**JOB**
Output the entries below exactly as written, omitting pictures.
[Start PROVIDED RECORDS]
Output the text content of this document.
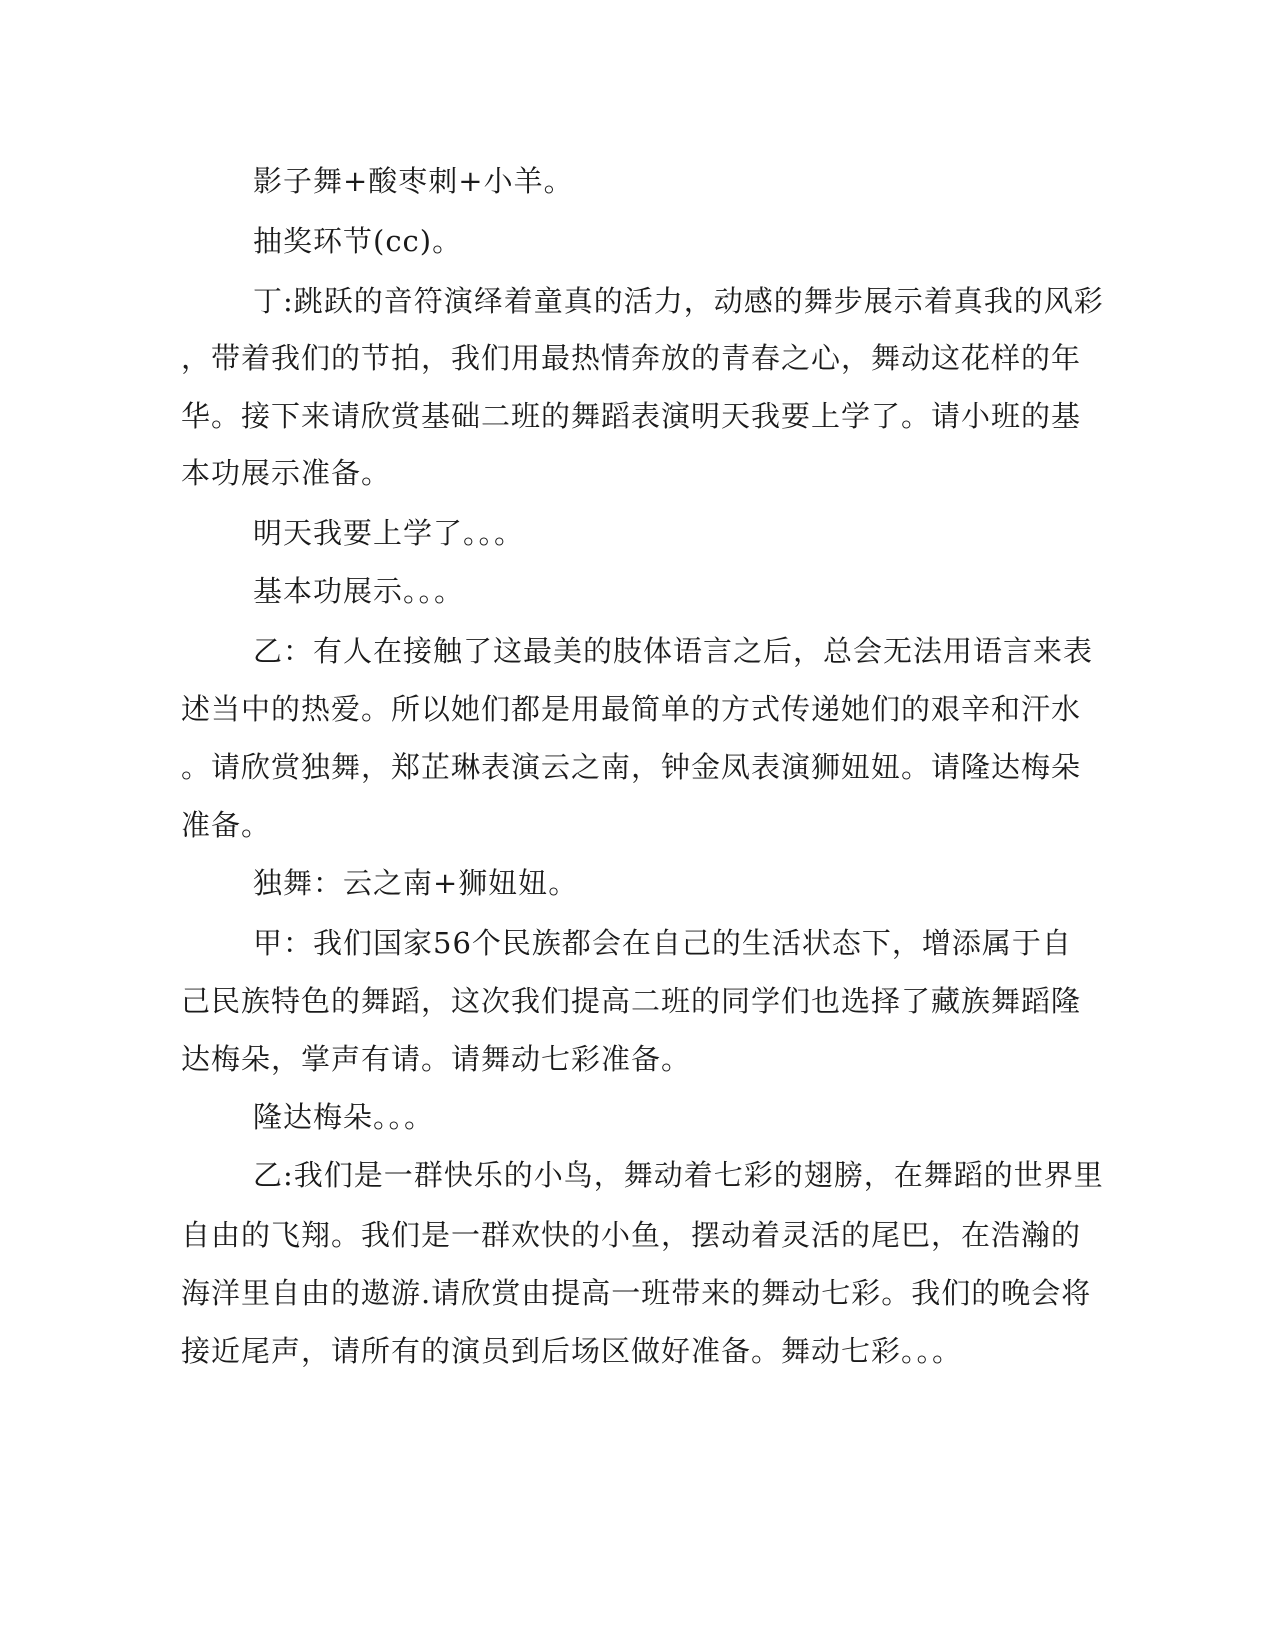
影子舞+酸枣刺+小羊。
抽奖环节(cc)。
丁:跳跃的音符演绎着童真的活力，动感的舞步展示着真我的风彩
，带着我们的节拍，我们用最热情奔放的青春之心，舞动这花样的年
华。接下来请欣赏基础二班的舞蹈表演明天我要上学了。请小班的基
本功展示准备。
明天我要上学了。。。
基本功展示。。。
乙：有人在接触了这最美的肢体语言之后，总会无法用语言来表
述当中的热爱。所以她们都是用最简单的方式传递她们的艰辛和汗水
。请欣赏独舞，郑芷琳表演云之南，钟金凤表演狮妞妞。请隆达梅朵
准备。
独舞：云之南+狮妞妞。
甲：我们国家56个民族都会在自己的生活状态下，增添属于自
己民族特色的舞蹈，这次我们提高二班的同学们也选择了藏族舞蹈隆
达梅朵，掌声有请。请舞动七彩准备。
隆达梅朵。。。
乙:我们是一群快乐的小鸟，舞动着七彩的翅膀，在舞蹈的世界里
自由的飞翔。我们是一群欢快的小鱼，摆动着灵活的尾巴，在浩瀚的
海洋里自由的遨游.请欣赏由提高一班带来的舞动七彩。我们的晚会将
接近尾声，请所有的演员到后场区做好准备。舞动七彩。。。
[End PROVIDED RECORDS]
**WRITTEN ANSWER**
Output the text content of this document.
影子舞+酸枣刺+小羊。
抽奖环节(cc)。
丁:跳跃的音符演绎着童真的活力，动感的舞步展示着真我的风彩
，带着我们的节拍，我们用最热情奔放的青春之心，舞动这花样的年
华。接下来请欣赏基础二班的舞蹈表演明天我要上学了。请小班的基
本功展示准备。
明天我要上学了。。。
基本功展示。。。
乙：有人在接触了这最美的肢体语言之后，总会无法用语言来表
述当中的热爱。所以她们都是用最简单的方式传递她们的艰辛和汗水
。请欣赏独舞，郑芷琳表演云之南，钟金凤表演狮妞妞。请隆达梅朵
准备。
独舞：云之南+狮妞妞。
甲：我们国家56个民族都会在自己的生活状态下，增添属于自
己民族特色的舞蹈，这次我们提高二班的同学们也选择了藏族舞蹈隆
达梅朵，掌声有请。请舞动七彩准备。
隆达梅朵。。。
乙:我们是一群快乐的小鸟，舞动着七彩的翅膀，在舞蹈的世界里
自由的飞翔。我们是一群欢快的小鱼，摆动着灵活的尾巴，在浩瀚的
海洋里自由的遨游.请欣赏由提高一班带来的舞动七彩。我们的晚会将
接近尾声，请所有的演员到后场区做好准备。舞动七彩。。。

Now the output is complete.